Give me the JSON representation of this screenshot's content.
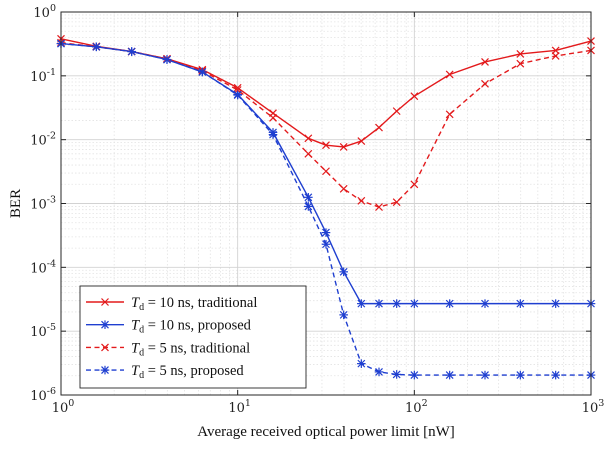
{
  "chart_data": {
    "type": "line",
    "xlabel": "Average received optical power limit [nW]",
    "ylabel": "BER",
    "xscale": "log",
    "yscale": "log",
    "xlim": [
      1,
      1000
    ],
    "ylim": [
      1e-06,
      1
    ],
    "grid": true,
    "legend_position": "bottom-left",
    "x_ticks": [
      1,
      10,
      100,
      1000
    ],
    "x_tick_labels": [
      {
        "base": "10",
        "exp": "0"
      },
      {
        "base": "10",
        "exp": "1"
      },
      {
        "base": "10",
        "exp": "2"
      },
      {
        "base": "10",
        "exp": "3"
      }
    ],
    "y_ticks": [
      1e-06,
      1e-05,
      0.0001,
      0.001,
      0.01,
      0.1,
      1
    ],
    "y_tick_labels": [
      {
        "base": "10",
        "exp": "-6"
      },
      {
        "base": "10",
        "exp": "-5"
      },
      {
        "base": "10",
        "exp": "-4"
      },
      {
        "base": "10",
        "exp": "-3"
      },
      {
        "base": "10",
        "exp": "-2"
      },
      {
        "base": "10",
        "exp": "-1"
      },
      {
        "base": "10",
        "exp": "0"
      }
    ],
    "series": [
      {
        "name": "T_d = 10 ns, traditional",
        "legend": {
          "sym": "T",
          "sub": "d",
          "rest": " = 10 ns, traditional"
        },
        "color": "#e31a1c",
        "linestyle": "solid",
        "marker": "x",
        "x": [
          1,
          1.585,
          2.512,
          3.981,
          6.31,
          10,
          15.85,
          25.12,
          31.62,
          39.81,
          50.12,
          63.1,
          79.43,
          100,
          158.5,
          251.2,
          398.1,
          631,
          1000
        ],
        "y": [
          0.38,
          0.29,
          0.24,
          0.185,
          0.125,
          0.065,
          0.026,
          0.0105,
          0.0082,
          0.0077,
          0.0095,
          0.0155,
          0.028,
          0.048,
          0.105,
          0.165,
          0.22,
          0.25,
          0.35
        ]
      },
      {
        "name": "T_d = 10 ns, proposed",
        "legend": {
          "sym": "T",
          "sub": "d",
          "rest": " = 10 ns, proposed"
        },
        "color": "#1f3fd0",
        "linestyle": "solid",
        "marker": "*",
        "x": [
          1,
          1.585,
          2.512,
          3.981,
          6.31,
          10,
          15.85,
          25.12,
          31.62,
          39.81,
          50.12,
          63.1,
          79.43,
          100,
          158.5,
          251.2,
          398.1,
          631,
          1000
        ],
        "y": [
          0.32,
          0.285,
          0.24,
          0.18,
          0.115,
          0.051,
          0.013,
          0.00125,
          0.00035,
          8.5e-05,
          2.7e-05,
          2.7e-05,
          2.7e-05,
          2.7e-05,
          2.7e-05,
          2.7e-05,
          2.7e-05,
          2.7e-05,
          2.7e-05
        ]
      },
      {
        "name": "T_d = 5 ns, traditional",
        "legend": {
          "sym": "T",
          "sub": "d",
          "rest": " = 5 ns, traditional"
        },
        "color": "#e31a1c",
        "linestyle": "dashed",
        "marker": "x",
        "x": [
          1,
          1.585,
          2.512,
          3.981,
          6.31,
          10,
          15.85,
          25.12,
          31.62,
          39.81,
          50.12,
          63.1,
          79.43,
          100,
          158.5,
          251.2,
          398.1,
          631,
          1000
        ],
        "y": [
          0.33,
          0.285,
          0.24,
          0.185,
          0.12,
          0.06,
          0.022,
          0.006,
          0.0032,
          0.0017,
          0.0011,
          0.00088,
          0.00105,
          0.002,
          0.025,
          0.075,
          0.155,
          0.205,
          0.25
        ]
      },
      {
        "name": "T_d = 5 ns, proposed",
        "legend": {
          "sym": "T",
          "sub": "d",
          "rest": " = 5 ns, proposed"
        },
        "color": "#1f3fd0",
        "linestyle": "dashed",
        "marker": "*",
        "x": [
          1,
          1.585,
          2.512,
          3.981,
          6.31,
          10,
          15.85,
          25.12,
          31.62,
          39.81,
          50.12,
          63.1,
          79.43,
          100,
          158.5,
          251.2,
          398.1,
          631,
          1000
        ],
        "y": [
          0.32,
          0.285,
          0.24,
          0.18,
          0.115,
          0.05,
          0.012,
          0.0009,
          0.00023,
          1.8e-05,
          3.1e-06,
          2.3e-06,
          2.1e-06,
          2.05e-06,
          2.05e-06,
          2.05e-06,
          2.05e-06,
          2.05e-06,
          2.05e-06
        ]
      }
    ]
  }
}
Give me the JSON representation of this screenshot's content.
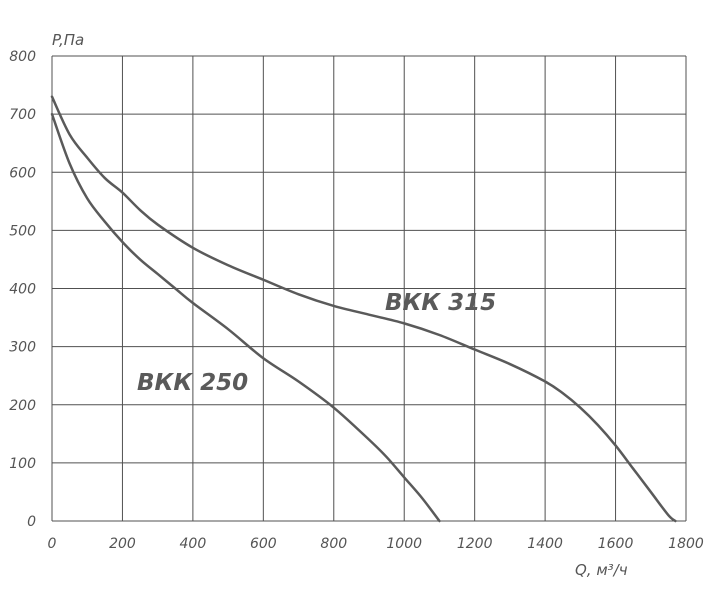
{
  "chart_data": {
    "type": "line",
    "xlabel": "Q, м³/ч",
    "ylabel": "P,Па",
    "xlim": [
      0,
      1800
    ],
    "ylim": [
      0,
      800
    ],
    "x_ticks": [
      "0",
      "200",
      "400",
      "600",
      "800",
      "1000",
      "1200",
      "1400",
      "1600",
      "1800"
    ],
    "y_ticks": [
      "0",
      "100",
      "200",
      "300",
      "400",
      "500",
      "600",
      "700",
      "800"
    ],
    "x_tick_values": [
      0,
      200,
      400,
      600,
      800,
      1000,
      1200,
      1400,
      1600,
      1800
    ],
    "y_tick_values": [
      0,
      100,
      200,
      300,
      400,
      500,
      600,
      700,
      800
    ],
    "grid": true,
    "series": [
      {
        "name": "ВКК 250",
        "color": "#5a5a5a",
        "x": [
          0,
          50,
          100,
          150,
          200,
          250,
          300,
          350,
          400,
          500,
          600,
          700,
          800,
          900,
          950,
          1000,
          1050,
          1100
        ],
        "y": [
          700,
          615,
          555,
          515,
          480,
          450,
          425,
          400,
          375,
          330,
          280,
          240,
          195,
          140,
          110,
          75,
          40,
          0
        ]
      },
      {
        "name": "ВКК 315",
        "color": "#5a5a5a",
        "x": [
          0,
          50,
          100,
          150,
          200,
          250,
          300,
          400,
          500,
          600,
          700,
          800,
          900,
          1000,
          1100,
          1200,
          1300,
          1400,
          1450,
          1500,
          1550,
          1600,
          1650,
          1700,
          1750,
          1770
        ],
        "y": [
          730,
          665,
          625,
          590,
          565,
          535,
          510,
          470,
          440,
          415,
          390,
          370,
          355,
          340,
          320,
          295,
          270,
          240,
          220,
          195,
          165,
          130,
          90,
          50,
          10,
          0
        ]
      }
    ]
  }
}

----------

Stated task: From the listing above, pick out each line where the word "xlabel" appears.

Written reply:
    "xlabel": "Average received optical power limit [nW]",
    "xlabel": "Q, м³/ч",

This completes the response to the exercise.